Stored data
╭──

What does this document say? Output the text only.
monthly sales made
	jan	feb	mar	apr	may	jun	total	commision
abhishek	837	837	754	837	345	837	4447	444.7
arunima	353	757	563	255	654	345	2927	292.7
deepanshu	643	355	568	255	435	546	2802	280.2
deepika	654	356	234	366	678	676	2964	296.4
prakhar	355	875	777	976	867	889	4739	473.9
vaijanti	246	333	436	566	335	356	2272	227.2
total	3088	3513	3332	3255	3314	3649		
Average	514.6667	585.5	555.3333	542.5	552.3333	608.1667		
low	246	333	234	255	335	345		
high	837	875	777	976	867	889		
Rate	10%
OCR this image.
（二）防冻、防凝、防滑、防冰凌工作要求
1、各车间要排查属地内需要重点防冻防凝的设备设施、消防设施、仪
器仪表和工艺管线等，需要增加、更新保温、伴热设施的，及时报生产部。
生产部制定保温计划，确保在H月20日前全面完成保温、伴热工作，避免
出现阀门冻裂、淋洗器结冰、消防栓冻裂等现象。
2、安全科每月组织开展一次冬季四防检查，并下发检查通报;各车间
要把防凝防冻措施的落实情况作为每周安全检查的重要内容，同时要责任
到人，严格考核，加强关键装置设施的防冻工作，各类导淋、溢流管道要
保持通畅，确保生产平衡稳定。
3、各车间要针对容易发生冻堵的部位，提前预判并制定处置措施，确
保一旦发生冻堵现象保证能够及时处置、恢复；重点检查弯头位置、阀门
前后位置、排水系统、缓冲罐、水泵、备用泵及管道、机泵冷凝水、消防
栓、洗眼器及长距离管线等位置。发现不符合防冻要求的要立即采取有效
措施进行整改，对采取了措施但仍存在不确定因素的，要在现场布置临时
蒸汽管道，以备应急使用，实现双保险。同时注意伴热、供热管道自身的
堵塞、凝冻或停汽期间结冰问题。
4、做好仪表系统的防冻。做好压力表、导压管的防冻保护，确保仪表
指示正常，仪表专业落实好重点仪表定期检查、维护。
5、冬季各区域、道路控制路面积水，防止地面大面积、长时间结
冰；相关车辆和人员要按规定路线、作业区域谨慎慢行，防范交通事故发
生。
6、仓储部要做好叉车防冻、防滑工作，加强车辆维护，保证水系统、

╰──

Problem statement » Go through the records and print each one exactly.

Task response »
What does this document say? Output the text only.
monthly sales made
	jan	feb	mar	apr	may	jun	total	commision
abhishek	837	837	754	837	345	837	4447	444.7
arunima	353	757	563	255	654	345	2927	292.7
deepanshu	643	355	568	255	435	546	2802	280.2
deepika	654	356	234	366	678	676	2964	296.4
prakhar	355	875	777	976	867	889	4739	473.9
vaijanti	246	333	436	566	335	356	2272	227.2
total	3088	3513	3332	3255	3314	3649		
Average	514.6667	585.5	555.3333	542.5	552.3333	608.1667		
low	246	333	234	255	335	345		
high	837	875	777	976	867	889		
Rate	10%
OCR this image.
（二）防冻、防凝、防滑、防冰凌工作要求
1、各车间要排查属地内需要重点防冻防凝的设备设施、消防设施、仪
器仪表和工艺管线等，需要增加、更新保温、伴热设施的，及时报生产部。
生产部制定保温计划，确保在H月20日前全面完成保温、伴热工作，避免
出现阀门冻裂、淋洗器结冰、消防栓冻裂等现象。
2、安全科每月组织开展一次冬季四防检查，并下发检查通报;各车间
要把防凝防冻措施的落实情况作为每周安全检查的重要内容，同时要责任
到人，严格考核，加强关键装置设施的防冻工作，各类导淋、溢流管道要
保持通畅，确保生产平衡稳定。
3、各车间要针对容易发生冻堵的部位，提前预判并制定处置措施，确
保一旦发生冻堵现象保证能够及时处置、恢复；重点检查弯头位置、阀门
前后位置、排水系统、缓冲罐、水泵、备用泵及管道、机泵冷凝水、消防
栓、洗眼器及长距离管线等位置。发现不符合防冻要求的要立即采取有效
措施进行整改，对采取了措施但仍存在不确定因素的，要在现场布置临时
蒸汽管道，以备应急使用，实现双保险。同时注意伴热、供热管道自身的
堵塞、凝冻或停汽期间结冰问题。
4、做好仪表系统的防冻。做好压力表、导压管的防冻保护，确保仪表
指示正常，仪表专业落实好重点仪表定期检查、维护。
5、冬季各区域、道路控制路面积水，防止地面大面积、长时间结
冰；相关车辆和人员要按规定路线、作业区域谨慎慢行，防范交通事故发
生。
6、仓储部要做好叉车防冻、防滑工作，加强车辆维护，保证水系统、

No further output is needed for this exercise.